◆ WORK TO BE COMPLETED:
Records follow. Select each line holding "ylabel".

════════

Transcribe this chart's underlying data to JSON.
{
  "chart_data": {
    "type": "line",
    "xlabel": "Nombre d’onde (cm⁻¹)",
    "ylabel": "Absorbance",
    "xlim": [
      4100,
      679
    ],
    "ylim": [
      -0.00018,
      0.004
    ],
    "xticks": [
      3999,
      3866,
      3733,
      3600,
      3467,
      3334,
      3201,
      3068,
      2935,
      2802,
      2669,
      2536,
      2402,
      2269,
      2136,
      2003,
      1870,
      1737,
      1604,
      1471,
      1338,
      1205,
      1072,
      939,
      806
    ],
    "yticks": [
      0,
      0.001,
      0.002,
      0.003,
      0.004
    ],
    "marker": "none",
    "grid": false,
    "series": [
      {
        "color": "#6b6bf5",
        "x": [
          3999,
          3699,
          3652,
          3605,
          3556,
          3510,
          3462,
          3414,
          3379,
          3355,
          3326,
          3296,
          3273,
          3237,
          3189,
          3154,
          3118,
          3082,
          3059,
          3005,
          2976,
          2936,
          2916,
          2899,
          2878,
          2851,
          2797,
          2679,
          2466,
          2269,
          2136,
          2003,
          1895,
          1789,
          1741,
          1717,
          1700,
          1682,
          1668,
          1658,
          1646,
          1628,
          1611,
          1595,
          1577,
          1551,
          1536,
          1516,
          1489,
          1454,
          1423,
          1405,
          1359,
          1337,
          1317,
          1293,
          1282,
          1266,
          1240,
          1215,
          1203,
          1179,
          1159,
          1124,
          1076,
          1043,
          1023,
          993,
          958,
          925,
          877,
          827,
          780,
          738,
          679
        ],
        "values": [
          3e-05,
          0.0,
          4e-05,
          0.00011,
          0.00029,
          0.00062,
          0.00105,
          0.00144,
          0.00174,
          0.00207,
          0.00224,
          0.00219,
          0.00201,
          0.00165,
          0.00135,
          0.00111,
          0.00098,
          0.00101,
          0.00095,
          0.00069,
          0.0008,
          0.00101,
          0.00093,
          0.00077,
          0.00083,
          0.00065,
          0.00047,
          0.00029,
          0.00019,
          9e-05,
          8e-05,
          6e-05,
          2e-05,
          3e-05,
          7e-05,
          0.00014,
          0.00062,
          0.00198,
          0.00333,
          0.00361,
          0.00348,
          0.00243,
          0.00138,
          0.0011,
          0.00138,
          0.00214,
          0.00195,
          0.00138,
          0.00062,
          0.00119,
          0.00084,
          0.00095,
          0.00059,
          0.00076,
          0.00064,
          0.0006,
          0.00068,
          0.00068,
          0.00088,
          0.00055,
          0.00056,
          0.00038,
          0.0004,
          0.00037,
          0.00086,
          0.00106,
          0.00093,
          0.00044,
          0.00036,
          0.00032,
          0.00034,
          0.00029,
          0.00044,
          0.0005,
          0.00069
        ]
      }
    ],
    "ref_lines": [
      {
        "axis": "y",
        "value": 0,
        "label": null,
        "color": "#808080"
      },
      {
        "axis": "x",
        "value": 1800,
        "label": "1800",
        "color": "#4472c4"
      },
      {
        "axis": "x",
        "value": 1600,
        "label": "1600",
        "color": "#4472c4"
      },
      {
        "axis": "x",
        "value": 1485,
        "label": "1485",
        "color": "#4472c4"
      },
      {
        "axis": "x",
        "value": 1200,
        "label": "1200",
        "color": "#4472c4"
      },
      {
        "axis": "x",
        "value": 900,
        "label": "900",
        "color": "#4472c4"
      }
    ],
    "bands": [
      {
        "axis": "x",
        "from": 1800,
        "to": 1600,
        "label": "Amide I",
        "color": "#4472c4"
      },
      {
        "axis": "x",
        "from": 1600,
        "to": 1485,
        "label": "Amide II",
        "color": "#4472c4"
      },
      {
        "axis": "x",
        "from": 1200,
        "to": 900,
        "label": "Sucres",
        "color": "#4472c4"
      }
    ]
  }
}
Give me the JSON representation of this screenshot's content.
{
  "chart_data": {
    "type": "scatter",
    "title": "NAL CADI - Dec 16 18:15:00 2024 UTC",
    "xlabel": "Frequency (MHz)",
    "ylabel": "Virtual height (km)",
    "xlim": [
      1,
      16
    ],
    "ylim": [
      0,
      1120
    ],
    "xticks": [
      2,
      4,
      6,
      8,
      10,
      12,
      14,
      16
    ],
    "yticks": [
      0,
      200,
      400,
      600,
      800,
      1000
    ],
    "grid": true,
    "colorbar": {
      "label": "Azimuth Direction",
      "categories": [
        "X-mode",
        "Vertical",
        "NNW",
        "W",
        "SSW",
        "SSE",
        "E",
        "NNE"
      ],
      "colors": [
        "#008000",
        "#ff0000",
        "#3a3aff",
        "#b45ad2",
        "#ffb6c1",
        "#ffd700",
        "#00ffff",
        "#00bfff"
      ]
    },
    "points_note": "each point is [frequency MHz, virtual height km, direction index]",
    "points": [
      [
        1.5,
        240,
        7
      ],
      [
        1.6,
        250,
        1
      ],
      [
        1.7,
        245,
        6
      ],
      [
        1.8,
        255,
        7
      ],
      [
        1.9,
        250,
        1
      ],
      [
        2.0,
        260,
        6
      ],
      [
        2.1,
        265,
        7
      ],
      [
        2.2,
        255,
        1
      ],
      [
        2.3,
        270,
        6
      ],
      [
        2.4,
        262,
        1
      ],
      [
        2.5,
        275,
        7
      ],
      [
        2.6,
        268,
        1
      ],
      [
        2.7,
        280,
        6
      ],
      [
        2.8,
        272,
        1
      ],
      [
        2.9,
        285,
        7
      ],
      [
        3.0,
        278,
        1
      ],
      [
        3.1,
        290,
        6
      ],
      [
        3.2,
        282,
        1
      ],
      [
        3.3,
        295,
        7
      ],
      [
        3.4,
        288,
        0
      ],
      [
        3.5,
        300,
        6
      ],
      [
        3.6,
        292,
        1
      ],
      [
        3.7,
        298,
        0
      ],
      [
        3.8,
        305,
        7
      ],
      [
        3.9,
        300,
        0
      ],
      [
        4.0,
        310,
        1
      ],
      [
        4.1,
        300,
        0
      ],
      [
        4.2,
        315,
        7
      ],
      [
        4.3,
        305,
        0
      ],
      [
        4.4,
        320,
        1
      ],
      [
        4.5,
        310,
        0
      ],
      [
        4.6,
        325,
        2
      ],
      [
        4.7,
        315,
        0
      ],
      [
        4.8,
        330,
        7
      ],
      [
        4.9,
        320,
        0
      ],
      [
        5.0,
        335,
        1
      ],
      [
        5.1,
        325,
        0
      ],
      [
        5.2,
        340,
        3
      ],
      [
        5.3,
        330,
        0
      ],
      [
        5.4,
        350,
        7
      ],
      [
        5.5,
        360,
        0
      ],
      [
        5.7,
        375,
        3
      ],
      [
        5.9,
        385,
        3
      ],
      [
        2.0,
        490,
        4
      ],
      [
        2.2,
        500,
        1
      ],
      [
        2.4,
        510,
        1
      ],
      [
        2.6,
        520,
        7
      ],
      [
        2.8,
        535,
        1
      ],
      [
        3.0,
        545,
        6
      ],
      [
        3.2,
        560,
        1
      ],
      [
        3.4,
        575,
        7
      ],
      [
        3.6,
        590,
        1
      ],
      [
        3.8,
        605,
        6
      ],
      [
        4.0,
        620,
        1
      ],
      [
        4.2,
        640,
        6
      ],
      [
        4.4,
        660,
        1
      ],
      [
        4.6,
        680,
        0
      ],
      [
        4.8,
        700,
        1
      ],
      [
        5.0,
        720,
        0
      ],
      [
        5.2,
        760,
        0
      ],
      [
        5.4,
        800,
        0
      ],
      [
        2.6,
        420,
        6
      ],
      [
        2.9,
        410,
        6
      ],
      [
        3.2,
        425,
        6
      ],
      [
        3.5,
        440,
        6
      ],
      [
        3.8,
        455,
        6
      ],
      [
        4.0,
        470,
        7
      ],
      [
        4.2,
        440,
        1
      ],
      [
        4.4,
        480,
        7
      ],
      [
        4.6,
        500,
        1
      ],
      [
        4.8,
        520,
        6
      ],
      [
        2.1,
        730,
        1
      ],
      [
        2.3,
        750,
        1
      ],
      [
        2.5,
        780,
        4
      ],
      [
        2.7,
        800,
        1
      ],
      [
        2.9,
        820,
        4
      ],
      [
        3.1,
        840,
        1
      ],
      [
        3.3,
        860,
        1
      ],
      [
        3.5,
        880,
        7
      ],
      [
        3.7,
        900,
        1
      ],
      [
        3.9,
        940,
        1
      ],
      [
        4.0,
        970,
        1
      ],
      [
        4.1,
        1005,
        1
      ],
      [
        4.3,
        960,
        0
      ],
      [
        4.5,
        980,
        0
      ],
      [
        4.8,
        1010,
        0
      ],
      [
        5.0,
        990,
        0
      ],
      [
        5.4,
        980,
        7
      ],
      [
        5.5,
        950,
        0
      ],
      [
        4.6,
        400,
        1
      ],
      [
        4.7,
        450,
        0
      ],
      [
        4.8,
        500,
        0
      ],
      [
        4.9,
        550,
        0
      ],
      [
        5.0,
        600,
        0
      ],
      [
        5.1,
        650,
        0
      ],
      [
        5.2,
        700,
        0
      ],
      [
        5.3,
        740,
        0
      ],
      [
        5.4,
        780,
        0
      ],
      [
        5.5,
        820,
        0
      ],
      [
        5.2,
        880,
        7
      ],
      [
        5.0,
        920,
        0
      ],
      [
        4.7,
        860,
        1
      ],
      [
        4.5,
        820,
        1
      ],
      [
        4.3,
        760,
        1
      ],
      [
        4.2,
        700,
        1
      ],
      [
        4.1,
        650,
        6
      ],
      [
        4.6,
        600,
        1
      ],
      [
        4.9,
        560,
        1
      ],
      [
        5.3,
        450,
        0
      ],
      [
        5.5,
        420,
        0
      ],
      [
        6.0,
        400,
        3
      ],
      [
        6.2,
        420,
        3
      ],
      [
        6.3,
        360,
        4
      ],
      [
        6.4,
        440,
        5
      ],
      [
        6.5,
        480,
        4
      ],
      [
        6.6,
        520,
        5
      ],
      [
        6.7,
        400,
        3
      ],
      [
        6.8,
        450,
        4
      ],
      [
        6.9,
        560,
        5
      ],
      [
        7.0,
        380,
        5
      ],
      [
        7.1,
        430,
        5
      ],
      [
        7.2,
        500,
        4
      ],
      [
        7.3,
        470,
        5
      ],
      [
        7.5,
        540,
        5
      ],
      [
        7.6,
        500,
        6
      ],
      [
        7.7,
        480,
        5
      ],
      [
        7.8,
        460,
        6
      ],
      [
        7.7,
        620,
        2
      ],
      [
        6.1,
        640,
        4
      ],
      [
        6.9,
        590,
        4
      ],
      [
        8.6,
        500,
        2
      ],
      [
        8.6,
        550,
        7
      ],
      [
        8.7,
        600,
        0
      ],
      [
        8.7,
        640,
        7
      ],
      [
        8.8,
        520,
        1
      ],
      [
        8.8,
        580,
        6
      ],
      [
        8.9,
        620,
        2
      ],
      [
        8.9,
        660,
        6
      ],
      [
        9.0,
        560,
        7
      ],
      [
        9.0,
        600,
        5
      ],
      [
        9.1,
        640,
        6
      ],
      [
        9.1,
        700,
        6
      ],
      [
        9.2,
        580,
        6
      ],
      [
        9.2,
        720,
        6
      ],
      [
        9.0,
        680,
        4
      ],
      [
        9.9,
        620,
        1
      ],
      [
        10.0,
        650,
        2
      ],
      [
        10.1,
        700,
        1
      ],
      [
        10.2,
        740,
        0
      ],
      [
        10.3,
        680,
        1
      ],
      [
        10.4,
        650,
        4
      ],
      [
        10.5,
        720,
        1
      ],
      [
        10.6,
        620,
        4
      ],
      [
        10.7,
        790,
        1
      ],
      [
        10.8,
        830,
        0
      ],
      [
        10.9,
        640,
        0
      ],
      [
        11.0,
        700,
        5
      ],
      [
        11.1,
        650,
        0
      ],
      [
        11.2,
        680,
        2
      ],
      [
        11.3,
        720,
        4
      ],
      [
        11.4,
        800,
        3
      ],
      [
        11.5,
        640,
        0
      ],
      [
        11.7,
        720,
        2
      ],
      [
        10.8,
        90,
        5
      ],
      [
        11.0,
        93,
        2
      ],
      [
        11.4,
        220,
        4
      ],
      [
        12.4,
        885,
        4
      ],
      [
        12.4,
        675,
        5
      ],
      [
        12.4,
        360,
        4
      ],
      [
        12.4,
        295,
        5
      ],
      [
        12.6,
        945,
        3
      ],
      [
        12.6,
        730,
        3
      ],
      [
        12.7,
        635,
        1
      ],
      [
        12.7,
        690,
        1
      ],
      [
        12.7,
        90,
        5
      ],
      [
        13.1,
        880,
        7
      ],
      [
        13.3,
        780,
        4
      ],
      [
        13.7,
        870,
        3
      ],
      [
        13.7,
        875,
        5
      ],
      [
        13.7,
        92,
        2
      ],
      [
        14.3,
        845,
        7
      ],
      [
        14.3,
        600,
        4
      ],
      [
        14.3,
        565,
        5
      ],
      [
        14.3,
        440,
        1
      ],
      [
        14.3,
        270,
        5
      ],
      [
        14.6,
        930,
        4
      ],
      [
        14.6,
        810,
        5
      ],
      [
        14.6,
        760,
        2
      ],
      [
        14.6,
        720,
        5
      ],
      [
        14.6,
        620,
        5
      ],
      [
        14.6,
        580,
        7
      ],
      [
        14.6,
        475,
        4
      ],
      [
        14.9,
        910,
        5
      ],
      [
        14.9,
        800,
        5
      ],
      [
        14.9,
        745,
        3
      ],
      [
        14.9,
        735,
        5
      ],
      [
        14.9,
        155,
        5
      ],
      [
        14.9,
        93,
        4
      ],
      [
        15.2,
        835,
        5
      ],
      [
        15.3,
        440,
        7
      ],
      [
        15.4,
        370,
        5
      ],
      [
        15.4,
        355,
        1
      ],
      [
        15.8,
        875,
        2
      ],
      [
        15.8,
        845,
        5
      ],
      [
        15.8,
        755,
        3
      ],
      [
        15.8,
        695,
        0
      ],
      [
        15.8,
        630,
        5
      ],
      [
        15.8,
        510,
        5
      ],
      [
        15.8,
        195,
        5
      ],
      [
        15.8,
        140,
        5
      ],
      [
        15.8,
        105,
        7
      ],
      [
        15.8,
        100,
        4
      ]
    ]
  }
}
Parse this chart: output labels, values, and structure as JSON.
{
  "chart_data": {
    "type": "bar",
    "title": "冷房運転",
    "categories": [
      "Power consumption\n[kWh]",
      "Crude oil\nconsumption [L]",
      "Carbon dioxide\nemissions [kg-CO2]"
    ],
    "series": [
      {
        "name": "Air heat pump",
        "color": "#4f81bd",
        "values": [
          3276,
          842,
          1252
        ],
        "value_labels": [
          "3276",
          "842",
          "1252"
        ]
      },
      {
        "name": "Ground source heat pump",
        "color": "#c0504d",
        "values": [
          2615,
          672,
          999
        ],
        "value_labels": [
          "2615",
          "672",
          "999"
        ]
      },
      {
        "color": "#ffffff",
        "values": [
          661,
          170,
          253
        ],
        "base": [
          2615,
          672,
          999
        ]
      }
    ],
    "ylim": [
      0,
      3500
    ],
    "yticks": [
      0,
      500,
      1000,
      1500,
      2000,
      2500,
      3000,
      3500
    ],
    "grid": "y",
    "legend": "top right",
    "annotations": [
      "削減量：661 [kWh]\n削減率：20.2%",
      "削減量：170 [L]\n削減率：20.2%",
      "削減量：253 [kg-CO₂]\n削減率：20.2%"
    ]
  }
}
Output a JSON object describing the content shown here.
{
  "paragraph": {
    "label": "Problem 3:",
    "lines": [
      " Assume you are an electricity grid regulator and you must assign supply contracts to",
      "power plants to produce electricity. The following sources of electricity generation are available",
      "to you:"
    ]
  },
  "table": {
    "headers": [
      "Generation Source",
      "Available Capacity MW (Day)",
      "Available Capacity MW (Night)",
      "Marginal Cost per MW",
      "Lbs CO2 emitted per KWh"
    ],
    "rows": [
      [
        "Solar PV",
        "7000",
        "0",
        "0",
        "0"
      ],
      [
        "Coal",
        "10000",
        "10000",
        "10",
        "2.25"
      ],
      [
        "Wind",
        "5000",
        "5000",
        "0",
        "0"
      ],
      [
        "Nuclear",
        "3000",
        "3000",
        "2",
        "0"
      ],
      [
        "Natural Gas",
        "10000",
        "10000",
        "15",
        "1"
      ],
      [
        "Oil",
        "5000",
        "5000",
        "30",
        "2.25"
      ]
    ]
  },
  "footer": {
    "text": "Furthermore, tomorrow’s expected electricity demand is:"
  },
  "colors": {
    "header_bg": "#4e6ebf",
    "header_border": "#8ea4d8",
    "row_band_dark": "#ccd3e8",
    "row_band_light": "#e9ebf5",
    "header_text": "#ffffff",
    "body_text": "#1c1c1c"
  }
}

════════

◆ EXERCISE SOLUTION:
    "ylabel": "Absorbance",
    "ylabel": "Virtual height (km)",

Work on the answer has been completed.